WHAT YOU WILL DO →
**1.** Does each statement below agree with the contribution clause? Answer yes or no for each, and quote the deciding words of the clause.
(a) The relative benefits are measured by comparing the Company's total net proceeds, before deducting expenses, with the Underwriters' total underwriting discounts and commissions.
(b) Relative fault is determined solely by whether the information was supplied by the Company or by the Underwriters.
(c) The allocation in clause (ii) applies only if the allocation in clause (i) is not permitted by applicable law.
**2.** In the contribution clause, what must each indemnifying party do in place of indemnifying the indemnified party?
**3.** Pick up the underwriting contribution clause from where it stops and continue it.

If the indemnification provided for in this Article VII is unavailable to
an indemnified party under the second or third paragraphs hereof or insufficient
in respect of any losses, claims, damages or liabilities referred to therein,
then each indemnifying party, in lieu of indemnifying such indemnified party,
shall contribute to the amount paid or payable by such indemnified party as a
result of such losses, claims, damages or liabilities (i) in such proportion as
is appropriate to reflect the relative benefits received by the Company on the
one hand and the Underwriters on the other from the offering of the Offered
Securities or (ii) if the allocation provided by clause (i) above is not
permitted by applicable law, in such proportion as is appropriate to reflect not
only the relative benefits referred to in clause (i) above but also the relative
fault of the Company on the one hand and of the Underwriters on the other in
connection with the statements or omissions which resulted in such losses,
claims, damages or liabilities, as well as any other relevant equitable
considerations. The relative benefits received by the Company on the one hand
and the Underwriters on the other in connection with the offering of the Offered
Securities shall be deemed to be in the same proportions as the total net
proceeds from the offering of such Offered Securities (before deducting
expenses) received by the Company bear to the total underwriting discounts and
commissions received by the Underwriters in respect thereof. The relative fault
of the Company on the one hand and of the Underwriters on the other shall be
determined by reference to, among other things, whether the untrue or alleged
untrue statement of a material fact or the omission or alleged omission to state
a material fact relates to information supplied by the Company or by the
Underwriters and the parties' relative intent, knowledge, access to information
and opportunity to correct or prevent such statement or omission.

DATASET →

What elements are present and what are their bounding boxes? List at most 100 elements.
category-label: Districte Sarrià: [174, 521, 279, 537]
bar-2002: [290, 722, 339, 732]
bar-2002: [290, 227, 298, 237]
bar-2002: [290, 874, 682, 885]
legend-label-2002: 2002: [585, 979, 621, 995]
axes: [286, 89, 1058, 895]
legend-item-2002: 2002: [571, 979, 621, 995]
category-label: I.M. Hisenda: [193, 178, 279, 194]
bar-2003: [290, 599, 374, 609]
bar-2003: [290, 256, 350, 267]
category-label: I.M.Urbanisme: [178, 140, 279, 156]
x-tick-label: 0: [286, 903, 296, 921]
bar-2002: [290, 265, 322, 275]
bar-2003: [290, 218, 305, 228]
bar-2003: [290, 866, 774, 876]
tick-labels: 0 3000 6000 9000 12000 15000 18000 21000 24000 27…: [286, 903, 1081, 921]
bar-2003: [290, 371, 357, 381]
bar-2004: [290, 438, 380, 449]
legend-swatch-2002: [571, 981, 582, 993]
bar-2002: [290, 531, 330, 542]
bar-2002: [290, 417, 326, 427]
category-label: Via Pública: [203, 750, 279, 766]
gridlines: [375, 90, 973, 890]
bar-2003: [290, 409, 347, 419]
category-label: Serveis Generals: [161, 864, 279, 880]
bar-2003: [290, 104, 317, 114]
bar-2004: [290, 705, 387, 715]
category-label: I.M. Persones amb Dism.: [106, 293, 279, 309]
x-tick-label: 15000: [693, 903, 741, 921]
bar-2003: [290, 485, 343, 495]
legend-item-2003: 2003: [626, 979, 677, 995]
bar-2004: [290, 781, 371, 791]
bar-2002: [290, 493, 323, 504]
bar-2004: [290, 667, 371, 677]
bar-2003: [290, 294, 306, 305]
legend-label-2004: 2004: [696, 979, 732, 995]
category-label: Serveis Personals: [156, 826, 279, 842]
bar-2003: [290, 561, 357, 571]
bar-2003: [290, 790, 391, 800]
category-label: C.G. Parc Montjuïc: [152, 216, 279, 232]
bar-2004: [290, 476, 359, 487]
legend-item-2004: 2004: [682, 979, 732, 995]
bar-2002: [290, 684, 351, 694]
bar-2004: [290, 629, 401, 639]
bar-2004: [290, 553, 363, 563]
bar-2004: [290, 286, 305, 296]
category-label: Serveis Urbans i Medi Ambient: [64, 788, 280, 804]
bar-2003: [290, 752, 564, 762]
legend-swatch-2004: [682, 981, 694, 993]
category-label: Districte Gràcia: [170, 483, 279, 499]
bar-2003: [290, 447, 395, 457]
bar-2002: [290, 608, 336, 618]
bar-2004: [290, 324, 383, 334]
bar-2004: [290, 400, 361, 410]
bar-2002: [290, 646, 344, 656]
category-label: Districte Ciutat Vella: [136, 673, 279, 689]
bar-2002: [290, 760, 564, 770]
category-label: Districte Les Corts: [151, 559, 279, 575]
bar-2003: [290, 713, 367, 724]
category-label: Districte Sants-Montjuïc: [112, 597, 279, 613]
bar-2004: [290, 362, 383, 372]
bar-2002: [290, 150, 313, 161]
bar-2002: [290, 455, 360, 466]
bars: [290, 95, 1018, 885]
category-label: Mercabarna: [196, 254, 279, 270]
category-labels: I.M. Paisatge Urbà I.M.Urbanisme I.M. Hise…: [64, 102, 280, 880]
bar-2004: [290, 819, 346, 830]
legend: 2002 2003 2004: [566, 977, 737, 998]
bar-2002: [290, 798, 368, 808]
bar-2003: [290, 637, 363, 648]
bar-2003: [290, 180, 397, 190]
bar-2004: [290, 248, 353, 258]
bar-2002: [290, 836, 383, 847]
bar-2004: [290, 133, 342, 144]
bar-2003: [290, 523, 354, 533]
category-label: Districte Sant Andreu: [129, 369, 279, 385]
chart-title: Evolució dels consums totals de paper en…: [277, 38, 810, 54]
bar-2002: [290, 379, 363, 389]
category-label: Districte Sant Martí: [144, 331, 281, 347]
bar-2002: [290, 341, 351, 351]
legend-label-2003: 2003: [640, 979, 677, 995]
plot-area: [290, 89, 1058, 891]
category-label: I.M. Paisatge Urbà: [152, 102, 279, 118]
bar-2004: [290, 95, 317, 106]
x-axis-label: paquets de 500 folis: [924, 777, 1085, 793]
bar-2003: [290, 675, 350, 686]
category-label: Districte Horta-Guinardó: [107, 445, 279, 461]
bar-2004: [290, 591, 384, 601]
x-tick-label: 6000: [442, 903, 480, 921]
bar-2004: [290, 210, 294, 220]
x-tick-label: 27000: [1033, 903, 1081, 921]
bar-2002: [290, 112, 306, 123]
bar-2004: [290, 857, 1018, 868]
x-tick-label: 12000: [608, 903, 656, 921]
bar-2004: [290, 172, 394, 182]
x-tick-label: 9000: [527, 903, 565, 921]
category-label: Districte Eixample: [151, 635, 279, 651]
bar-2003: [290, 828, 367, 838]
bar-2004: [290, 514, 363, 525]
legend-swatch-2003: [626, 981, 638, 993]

EXPECTED RESPONSES →
**1.**
(a) Yes: "in the same proportions as the total net proceeds from the offering of such Offered Securities (before deducting expenses) received by the Company bear to the total underwriting discounts and commissions received by the Underwriters in respect thereof"
(b) No: "determined by reference to, among other things" and "the parties' relative intent, knowledge, access to information and opportunity to correct or prevent such statement or omission"
(c) Yes: "if the allocation provided by clause (i) above is not permitted by applicable law"

**2.** Each indemnifying party must contribute to the amount paid or payable by the indemnified party as a result of the losses, claims, damages or liabilities.

**3.**
The Company and the Underwriters agree that it would not be just and
equitable if contribution pursuant to this Article VII were determined by pro
rata allocation (even if the Underwriters were treated as one entity for such
purpose) or by any other method of allocation which does not take account of the
equitable considerations referred to in the immediately preceding paragraph. The
amount paid or payable by an indemnified party as a result of the losses,
claims, damages and liabilities referred to in the immediately preceding
paragraph shall be deemed to include, subject to the limitations set forth
above, any legal or other expenses (including expenses of local counsel)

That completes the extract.